The road trip included 500 km of dirt roads to reach Etosha National Park, Ai-Ais and the Fish River Canyon. The Kuga took this in its stride and a compliment should be directed at the standard, road biased, Continental ContiSportContact 5 tyres which coped brilliantly with sinkplaat and rock-strewn sections.
The only black mark on the Ford’s scoring sheet for the trip was an average fuel consumption figure of 10,1 L/100 km while driving conservatively (it was a good thing petrol cost less than R13/litre there).
Overall, the Kuga punched above its weight in a region where body-on-chassis 4x4s are staple transport, allowing us an unforgettable trip.
After 8 months
Current Mileage: 18 903 km
Average fuel consumption: 10,69 L/100 km
We like: long-distance comfort; Sync3
We don’t like: heavy fuel consumption
Long-term test (Update 4): Ford Kuga 1,5 EcoBoost Trend FWD AT
We shouldn’t take for granted modern technology and creature comforts in new cars (of which the Kuga sports a comprehensive bouquet). This dawned on me when I recently shuttled someone not in touch with the evolving world of automotive tech and he was blown away as I talked him through the features fitted to this family SUV from Ford.
To my passenger, adaptive cruise control appeared to be some kind of black magic where the car kept the distance to the car in front with my feet nowhere near the pedals. He was intrigued by the orange flickering lights in the side mirrors (blind-spot recognition) but even more surprised the Kuga can spot painted lines on the road and warn the driver when they are crossed (even applying slight steering torque to keep the vehicle in lane). Fortunately, we did not experience emergency brake warning or assist to help prevent an accident, but he appreciated the cross-traffic alert when we reversed out of our parking spot.
┄┄┄┄┄┄┄┄┄┄
### CHALLENGE 1
From the Ford Kuga review, reproduce the passage that opens with the words containing "Overall, the Kuga" and closes with "SUV from Ford.".
### CHALLENGE 2
Render this sentence from the Ford Kuga review in Spanish: "Overall, the Kuga punched above its weight in a region where body-on-chassis 4x4s are staple transport, allowing us an unforgettable trip."
┄┄┄┄┄┄┄┄┄┄
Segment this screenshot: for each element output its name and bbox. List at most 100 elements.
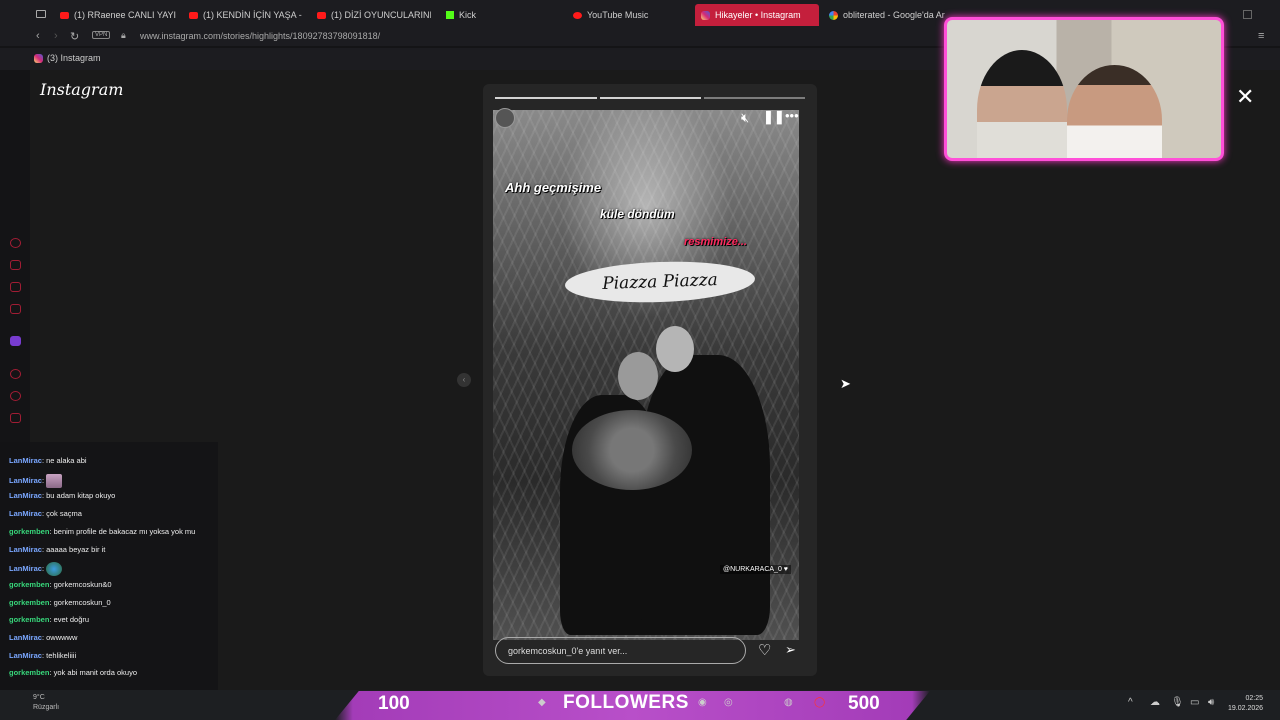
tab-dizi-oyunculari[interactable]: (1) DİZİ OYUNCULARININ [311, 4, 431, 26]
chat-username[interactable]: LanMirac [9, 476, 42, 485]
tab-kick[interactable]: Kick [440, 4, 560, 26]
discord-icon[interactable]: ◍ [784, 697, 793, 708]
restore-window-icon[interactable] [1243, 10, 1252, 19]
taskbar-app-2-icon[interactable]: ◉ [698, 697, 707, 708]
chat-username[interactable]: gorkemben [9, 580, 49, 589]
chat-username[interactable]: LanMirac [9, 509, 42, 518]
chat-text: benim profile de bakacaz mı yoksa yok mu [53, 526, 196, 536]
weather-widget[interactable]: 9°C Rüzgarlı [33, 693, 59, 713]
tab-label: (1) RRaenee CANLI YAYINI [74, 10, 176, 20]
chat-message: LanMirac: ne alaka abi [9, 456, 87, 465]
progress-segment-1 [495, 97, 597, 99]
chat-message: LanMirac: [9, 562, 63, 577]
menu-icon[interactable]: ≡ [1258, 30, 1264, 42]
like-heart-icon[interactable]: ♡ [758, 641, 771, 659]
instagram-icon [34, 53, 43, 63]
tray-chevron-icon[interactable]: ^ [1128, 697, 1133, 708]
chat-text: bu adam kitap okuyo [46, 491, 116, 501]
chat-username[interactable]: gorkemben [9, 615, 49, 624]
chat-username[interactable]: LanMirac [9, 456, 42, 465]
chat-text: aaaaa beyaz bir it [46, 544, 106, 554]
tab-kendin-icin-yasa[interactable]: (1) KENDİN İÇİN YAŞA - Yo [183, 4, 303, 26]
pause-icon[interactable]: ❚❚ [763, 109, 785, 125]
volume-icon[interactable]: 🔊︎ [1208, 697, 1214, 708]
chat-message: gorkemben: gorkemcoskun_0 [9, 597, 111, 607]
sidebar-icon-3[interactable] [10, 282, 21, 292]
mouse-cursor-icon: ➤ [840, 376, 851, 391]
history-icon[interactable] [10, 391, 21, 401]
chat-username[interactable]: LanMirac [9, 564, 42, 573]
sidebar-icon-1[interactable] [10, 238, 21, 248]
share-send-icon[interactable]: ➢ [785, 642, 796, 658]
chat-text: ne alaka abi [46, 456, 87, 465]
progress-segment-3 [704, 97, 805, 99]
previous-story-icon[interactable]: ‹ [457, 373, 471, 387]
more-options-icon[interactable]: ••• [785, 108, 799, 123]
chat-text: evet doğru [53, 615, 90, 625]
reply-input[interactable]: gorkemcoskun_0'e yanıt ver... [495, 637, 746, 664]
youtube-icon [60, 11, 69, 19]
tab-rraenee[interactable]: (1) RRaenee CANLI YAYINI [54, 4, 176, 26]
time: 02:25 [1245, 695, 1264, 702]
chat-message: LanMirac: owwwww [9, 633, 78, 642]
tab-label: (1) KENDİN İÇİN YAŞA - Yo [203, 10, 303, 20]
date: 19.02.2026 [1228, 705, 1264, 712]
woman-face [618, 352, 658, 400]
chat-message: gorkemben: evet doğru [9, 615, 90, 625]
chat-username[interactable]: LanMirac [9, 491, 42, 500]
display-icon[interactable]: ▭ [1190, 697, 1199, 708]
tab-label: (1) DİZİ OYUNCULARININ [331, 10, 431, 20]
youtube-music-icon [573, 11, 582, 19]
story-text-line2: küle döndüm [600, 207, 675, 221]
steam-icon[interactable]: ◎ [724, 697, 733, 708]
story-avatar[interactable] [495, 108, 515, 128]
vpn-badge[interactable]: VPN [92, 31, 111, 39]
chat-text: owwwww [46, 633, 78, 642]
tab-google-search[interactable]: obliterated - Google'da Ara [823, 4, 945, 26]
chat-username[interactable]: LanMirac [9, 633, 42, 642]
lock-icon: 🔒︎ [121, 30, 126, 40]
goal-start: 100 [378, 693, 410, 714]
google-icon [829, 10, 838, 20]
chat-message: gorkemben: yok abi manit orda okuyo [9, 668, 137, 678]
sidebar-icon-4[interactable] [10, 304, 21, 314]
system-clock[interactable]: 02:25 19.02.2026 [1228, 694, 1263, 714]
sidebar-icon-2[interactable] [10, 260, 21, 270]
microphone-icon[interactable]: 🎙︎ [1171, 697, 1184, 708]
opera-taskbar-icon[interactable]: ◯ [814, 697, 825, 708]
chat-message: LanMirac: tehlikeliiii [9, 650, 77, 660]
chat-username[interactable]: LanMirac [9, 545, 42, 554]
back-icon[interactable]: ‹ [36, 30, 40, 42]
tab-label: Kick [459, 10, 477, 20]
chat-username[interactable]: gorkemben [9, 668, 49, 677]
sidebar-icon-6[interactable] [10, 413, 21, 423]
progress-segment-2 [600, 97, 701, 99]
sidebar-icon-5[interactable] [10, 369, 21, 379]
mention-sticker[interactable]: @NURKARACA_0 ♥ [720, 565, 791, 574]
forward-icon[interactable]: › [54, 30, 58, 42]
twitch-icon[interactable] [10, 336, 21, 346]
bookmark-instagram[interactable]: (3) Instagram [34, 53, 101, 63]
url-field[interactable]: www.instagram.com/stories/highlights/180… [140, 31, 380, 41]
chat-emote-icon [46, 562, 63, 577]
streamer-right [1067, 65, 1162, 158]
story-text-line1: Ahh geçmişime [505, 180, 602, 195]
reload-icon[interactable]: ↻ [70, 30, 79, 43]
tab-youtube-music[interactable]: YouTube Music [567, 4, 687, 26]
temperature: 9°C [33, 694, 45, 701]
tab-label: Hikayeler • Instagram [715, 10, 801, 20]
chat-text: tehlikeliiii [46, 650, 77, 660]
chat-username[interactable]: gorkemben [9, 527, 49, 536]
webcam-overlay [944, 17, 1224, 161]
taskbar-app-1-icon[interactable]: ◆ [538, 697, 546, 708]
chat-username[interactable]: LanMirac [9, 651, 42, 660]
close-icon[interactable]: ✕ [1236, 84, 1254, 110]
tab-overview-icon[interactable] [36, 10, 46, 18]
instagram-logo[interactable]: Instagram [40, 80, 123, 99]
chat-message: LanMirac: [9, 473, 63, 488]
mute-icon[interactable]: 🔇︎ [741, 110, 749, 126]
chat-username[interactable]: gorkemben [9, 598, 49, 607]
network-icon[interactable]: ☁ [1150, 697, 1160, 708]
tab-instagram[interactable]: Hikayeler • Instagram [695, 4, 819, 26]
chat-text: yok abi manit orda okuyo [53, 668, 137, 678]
┄┄┄┄┄┄┄┄┄┄
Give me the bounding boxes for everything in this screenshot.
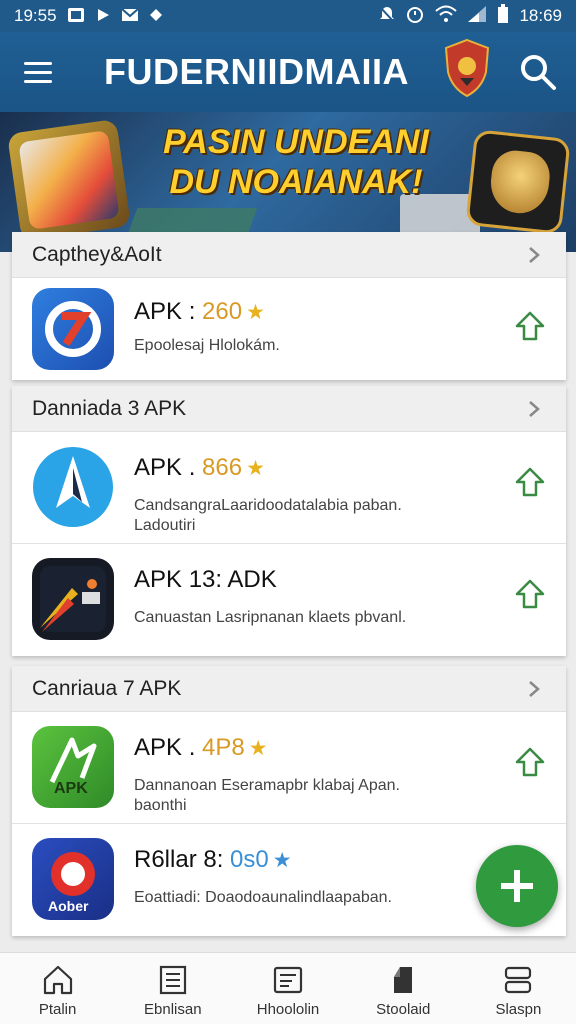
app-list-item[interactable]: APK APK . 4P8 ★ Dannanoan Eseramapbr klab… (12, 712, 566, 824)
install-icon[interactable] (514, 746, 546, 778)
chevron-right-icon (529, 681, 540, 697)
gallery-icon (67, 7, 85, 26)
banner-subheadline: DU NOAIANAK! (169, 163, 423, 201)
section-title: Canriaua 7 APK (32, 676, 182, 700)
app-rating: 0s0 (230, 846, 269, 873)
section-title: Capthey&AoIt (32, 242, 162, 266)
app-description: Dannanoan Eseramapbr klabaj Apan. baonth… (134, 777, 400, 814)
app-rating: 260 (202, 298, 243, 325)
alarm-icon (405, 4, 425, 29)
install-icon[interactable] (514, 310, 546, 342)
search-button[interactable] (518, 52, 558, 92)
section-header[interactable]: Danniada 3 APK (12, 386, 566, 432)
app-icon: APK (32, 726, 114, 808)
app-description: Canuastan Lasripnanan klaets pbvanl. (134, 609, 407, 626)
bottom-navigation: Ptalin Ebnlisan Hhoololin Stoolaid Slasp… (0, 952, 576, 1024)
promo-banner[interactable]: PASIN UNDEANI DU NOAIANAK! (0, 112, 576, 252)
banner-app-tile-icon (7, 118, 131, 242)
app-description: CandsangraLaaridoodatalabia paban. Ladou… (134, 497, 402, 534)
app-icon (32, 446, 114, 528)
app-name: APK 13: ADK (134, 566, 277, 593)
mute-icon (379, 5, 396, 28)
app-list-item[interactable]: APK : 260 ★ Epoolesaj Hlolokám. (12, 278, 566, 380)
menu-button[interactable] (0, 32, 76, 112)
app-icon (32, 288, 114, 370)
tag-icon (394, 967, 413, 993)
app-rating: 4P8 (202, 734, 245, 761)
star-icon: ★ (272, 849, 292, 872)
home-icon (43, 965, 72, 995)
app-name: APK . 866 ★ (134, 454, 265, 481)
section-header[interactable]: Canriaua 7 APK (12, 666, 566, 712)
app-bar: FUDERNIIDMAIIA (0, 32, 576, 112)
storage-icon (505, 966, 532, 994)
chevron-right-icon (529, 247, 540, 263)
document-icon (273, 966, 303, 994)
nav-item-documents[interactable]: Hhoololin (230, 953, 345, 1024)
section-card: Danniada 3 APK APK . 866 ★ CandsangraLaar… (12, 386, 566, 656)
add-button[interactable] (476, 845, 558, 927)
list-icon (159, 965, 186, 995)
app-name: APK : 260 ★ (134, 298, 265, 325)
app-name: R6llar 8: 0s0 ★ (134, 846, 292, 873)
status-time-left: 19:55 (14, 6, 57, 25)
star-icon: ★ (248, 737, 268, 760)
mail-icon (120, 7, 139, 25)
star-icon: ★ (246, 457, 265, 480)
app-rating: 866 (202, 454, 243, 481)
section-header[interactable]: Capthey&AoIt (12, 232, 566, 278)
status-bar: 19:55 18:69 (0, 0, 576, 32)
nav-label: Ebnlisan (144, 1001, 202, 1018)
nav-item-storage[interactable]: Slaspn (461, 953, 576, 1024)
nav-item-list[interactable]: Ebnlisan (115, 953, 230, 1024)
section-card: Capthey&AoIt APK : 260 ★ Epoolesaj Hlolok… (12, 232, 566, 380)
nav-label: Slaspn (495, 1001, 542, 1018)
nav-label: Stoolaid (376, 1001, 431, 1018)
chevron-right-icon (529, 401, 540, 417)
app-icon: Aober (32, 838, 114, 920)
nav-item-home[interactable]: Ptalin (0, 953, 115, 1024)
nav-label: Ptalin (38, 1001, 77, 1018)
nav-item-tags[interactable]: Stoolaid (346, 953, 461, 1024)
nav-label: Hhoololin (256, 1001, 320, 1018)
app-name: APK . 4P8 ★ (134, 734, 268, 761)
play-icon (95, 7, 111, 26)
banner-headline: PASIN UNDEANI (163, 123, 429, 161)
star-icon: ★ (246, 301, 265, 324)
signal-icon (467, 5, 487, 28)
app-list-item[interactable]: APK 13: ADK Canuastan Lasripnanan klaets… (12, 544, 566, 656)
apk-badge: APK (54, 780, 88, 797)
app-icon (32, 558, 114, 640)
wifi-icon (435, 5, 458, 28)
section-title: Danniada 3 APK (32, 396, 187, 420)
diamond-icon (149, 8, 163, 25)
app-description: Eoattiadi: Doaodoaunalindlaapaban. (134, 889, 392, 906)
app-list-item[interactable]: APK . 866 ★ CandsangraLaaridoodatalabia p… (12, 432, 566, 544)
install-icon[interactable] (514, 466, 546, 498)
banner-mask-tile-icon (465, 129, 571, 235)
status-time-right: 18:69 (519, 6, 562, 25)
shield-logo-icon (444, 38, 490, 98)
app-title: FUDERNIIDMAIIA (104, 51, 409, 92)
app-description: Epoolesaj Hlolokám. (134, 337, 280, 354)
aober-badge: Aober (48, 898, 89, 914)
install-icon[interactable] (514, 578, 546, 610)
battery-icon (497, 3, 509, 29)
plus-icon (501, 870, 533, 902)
┄┄┄┄┄┄┄┄┄┄
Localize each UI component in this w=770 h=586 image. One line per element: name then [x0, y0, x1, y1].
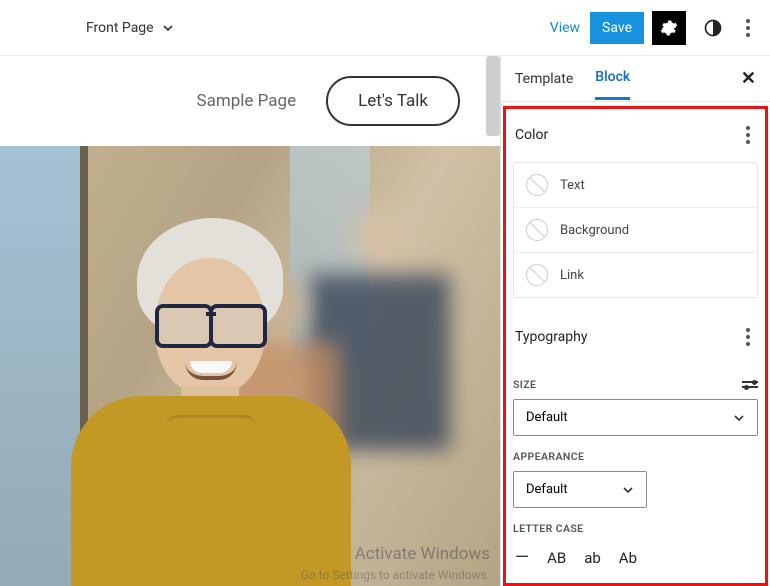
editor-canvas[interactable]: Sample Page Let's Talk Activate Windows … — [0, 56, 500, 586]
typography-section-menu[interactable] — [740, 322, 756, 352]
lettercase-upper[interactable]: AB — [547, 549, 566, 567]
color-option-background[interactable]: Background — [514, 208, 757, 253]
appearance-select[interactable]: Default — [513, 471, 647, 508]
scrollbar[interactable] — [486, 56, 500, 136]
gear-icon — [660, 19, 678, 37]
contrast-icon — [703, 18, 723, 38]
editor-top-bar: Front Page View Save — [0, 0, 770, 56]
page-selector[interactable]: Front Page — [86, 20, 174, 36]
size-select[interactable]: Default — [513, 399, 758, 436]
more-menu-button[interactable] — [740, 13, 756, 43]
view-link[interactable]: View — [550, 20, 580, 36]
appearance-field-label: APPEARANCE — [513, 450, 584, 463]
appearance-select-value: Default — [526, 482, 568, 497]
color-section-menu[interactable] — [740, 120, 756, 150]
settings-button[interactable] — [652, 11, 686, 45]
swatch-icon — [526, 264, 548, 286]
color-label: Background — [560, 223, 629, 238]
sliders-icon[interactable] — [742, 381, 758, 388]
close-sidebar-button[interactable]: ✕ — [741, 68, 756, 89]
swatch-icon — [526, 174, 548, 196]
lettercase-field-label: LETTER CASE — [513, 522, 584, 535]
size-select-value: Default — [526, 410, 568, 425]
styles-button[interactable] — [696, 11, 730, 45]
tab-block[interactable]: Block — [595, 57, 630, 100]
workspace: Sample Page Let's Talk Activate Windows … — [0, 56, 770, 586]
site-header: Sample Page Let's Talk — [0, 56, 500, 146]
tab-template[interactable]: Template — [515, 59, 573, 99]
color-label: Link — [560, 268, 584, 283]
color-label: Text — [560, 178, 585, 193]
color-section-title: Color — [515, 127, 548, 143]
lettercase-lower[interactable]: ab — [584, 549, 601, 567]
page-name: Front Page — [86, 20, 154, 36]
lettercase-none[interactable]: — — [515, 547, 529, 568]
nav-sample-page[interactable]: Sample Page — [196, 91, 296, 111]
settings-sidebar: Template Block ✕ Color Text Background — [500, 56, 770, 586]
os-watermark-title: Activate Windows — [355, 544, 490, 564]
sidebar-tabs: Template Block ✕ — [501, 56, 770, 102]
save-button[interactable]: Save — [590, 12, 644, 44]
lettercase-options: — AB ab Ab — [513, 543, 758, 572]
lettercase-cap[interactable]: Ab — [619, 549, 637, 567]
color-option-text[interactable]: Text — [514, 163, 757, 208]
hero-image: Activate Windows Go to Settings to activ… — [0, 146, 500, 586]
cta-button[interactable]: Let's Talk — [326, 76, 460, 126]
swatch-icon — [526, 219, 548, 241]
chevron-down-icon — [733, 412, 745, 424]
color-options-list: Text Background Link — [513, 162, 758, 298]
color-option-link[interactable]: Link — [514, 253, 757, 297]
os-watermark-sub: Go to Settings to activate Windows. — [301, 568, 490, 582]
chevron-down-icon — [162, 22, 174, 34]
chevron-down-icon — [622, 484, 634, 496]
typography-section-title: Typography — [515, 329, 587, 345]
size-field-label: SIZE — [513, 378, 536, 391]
┄┄┄┄┄┄┄┄┄┄
### CORRECT RESULT 1
Overall, the Kuga punched above its weight in a region where body-on-chassis 4x4s are staple transport, allowing us an unforgettable trip.
After 8 months
Current Mileage: 18 903 km
Average fuel consumption: 10,69 L/100 km
We like: long-distance comfort; Sync3
We don’t like: heavy fuel consumption
Long-term test (Update 4): Ford Kuga 1,5 EcoBoost Trend FWD AT
We shouldn’t take for granted modern technology and creature comforts in new cars (of which the Kuga sports a comprehensive bouquet). This dawned on me when I recently shuttled someone not in touch with the evolving world of automotive tech and he was blown away as I talked him through the features fitted to this family SUV from Ford.

### CORRECT RESULT 2
En general, el Kuga rindió muy por encima de lo que cabía esperar de su categoría en una región donde los 4x4 con carrocería sobre chasis son el medio de transporte habitual, lo que nos permitió hacer un viaje inolvidable.